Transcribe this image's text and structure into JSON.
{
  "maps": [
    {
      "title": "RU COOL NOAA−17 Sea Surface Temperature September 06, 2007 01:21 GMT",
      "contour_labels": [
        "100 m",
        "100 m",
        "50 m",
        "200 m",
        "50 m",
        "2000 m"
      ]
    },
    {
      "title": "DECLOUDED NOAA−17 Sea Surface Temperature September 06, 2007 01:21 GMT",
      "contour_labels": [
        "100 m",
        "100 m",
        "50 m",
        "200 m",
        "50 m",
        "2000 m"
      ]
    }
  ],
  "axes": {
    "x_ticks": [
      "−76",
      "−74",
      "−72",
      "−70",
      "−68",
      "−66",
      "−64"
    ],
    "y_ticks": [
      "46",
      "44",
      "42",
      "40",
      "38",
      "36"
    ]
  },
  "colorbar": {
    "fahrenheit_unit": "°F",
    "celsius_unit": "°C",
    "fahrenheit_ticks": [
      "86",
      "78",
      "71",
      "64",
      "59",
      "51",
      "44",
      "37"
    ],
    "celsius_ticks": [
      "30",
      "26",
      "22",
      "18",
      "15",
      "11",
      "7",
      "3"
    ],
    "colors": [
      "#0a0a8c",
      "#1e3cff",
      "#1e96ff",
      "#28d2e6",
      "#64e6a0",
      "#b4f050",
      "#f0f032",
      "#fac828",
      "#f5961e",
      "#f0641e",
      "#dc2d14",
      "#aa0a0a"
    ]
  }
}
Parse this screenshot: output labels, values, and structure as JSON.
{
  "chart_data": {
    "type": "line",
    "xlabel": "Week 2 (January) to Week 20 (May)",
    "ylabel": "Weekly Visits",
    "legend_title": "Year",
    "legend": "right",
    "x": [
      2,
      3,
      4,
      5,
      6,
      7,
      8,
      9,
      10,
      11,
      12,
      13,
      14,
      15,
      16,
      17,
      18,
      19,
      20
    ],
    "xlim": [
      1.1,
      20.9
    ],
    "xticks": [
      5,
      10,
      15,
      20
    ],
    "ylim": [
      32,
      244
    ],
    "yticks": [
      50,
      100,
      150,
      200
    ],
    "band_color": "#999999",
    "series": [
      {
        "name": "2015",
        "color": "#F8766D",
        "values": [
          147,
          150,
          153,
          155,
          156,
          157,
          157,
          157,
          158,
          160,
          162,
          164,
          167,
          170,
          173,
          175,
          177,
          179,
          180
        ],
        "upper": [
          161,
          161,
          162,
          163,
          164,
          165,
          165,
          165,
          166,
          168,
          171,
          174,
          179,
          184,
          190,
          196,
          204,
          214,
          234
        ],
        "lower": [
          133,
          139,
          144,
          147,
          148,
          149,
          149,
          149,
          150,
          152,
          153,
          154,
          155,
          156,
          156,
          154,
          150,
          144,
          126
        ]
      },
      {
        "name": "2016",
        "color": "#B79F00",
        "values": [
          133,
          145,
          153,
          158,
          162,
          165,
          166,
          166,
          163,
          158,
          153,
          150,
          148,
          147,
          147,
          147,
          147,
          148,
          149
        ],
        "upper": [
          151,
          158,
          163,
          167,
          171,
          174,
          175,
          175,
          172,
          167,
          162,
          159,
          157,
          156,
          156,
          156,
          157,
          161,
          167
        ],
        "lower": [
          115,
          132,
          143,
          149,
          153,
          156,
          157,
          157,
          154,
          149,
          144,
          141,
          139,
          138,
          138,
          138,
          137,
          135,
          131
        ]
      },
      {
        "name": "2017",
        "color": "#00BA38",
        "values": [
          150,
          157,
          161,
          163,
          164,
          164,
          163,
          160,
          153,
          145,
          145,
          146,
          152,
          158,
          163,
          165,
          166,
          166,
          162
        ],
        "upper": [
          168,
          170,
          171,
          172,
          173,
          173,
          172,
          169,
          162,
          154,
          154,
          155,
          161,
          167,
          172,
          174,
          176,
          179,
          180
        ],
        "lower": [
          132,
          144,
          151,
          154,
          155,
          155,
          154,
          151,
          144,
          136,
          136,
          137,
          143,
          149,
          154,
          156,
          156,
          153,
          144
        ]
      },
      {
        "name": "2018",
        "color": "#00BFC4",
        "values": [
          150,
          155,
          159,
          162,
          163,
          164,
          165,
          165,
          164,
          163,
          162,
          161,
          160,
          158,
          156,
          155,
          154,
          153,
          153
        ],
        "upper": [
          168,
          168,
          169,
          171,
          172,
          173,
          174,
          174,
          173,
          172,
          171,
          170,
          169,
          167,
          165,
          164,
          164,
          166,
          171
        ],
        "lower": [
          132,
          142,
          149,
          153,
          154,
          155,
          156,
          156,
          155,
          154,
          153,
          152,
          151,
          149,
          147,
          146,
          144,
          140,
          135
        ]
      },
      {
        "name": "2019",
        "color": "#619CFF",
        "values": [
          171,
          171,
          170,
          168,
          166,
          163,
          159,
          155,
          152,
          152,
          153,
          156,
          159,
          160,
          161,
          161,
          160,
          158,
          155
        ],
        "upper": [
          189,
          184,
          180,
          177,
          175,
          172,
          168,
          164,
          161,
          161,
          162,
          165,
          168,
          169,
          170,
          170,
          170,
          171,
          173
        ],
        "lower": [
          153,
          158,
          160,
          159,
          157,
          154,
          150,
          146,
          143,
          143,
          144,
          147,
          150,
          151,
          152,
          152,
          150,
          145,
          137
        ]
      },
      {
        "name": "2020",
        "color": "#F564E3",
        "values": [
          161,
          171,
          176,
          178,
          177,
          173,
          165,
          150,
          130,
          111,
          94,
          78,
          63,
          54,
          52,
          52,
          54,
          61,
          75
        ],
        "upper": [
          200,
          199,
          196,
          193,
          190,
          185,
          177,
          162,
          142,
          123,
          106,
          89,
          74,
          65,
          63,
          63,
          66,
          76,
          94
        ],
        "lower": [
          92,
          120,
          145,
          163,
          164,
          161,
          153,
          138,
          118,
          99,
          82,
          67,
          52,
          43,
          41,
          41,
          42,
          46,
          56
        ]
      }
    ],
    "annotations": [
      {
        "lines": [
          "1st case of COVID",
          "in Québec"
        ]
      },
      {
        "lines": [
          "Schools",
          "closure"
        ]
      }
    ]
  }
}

++++++++++

◆ **Stated exercise**
Write out the material from the first line to the last, exactly.

◆ **Task response**
Transcribe this image's text and structure into JSON.
{
  "maps": [
    {
      "title": "RU COOL NOAA−17 Sea Surface Temperature September 06, 2007 01:21 GMT",
      "contour_labels": [
        "100 m",
        "100 m",
        "50 m",
        "200 m",
        "50 m",
        "2000 m"
      ]
    },
    {
      "title": "DECLOUDED NOAA−17 Sea Surface Temperature September 06, 2007 01:21 GMT",
      "contour_labels": [
        "100 m",
        "100 m",
        "50 m",
        "200 m",
        "50 m",
        "2000 m"
      ]
    }
  ],
  "axes": {
    "x_ticks": [
      "−76",
      "−74",
      "−72",
      "−70",
      "−68",
      "−66",
      "−64"
    ],
    "y_ticks": [
      "46",
      "44",
      "42",
      "40",
      "38",
      "36"
    ]
  },
  "colorbar": {
    "fahrenheit_unit": "°F",
    "celsius_unit": "°C",
    "fahrenheit_ticks": [
      "86",
      "78",
      "71",
      "64",
      "59",
      "51",
      "44",
      "37"
    ],
    "celsius_ticks": [
      "30",
      "26",
      "22",
      "18",
      "15",
      "11",
      "7",
      "3"
    ],
    "colors": [
      "#0a0a8c",
      "#1e3cff",
      "#1e96ff",
      "#28d2e6",
      "#64e6a0",
      "#b4f050",
      "#f0f032",
      "#fac828",
      "#f5961e",
      "#f0641e",
      "#dc2d14",
      "#aa0a0a"
    ]
  }
}
Parse this screenshot: output labels, values, and structure as JSON.
{
  "chart_data": {
    "type": "line",
    "xlabel": "Week 2 (January) to Week 20 (May)",
    "ylabel": "Weekly Visits",
    "legend_title": "Year",
    "legend": "right",
    "x": [
      2,
      3,
      4,
      5,
      6,
      7,
      8,
      9,
      10,
      11,
      12,
      13,
      14,
      15,
      16,
      17,
      18,
      19,
      20
    ],
    "xlim": [
      1.1,
      20.9
    ],
    "xticks": [
      5,
      10,
      15,
      20
    ],
    "ylim": [
      32,
      244
    ],
    "yticks": [
      50,
      100,
      150,
      200
    ],
    "band_color": "#999999",
    "series": [
      {
        "name": "2015",
        "color": "#F8766D",
        "values": [
          147,
          150,
          153,
          155,
          156,
          157,
          157,
          157,
          158,
          160,
          162,
          164,
          167,
          170,
          173,
          175,
          177,
          179,
          180
        ],
        "upper": [
          161,
          161,
          162,
          163,
          164,
          165,
          165,
          165,
          166,
          168,
          171,
          174,
          179,
          184,
          190,
          196,
          204,
          214,
          234
        ],
        "lower": [
          133,
          139,
          144,
          147,
          148,
          149,
          149,
          149,
          150,
          152,
          153,
          154,
          155,
          156,
          156,
          154,
          150,
          144,
          126
        ]
      },
      {
        "name": "2016",
        "color": "#B79F00",
        "values": [
          133,
          145,
          153,
          158,
          162,
          165,
          166,
          166,
          163,
          158,
          153,
          150,
          148,
          147,
          147,
          147,
          147,
          148,
          149
        ],
        "upper": [
          151,
          158,
          163,
          167,
          171,
          174,
          175,
          175,
          172,
          167,
          162,
          159,
          157,
          156,
          156,
          156,
          157,
          161,
          167
        ],
        "lower": [
          115,
          132,
          143,
          149,
          153,
          156,
          157,
          157,
          154,
          149,
          144,
          141,
          139,
          138,
          138,
          138,
          137,
          135,
          131
        ]
      },
      {
        "name": "2017",
        "color": "#00BA38",
        "values": [
          150,
          157,
          161,
          163,
          164,
          164,
          163,
          160,
          153,
          145,
          145,
          146,
          152,
          158,
          163,
          165,
          166,
          166,
          162
        ],
        "upper": [
          168,
          170,
          171,
          172,
          173,
          173,
          172,
          169,
          162,
          154,
          154,
          155,
          161,
          167,
          172,
          174,
          176,
          179,
          180
        ],
        "lower": [
          132,
          144,
          151,
          154,
          155,
          155,
          154,
          151,
          144,
          136,
          136,
          137,
          143,
          149,
          154,
          156,
          156,
          153,
          144
        ]
      },
      {
        "name": "2018",
        "color": "#00BFC4",
        "values": [
          150,
          155,
          159,
          162,
          163,
          164,
          165,
          165,
          164,
          163,
          162,
          161,
          160,
          158,
          156,
          155,
          154,
          153,
          153
        ],
        "upper": [
          168,
          168,
          169,
          171,
          172,
          173,
          174,
          174,
          173,
          172,
          171,
          170,
          169,
          167,
          165,
          164,
          164,
          166,
          171
        ],
        "lower": [
          132,
          142,
          149,
          153,
          154,
          155,
          156,
          156,
          155,
          154,
          153,
          152,
          151,
          149,
          147,
          146,
          144,
          140,
          135
        ]
      },
      {
        "name": "2019",
        "color": "#619CFF",
        "values": [
          171,
          171,
          170,
          168,
          166,
          163,
          159,
          155,
          152,
          152,
          153,
          156,
          159,
          160,
          161,
          161,
          160,
          158,
          155
        ],
        "upper": [
          189,
          184,
          180,
          177,
          175,
          172,
          168,
          164,
          161,
          161,
          162,
          165,
          168,
          169,
          170,
          170,
          170,
          171,
          173
        ],
        "lower": [
          153,
          158,
          160,
          159,
          157,
          154,
          150,
          146,
          143,
          143,
          144,
          147,
          150,
          151,
          152,
          152,
          150,
          145,
          137
        ]
      },
      {
        "name": "2020",
        "color": "#F564E3",
        "values": [
          161,
          171,
          176,
          178,
          177,
          173,
          165,
          150,
          130,
          111,
          94,
          78,
          63,
          54,
          52,
          52,
          54,
          61,
          75
        ],
        "upper": [
          200,
          199,
          196,
          193,
          190,
          185,
          177,
          162,
          142,
          123,
          106,
          89,
          74,
          65,
          63,
          63,
          66,
          76,
          94
        ],
        "lower": [
          92,
          120,
          145,
          163,
          164,
          161,
          153,
          138,
          118,
          99,
          82,
          67,
          52,
          43,
          41,
          41,
          42,
          46,
          56
        ]
      }
    ],
    "annotations": [
      {
        "lines": [
          "1st case of COVID",
          "in Québec"
        ]
      },
      {
        "lines": [
          "Schools",
          "closure"
        ]
      }
    ]
  }
}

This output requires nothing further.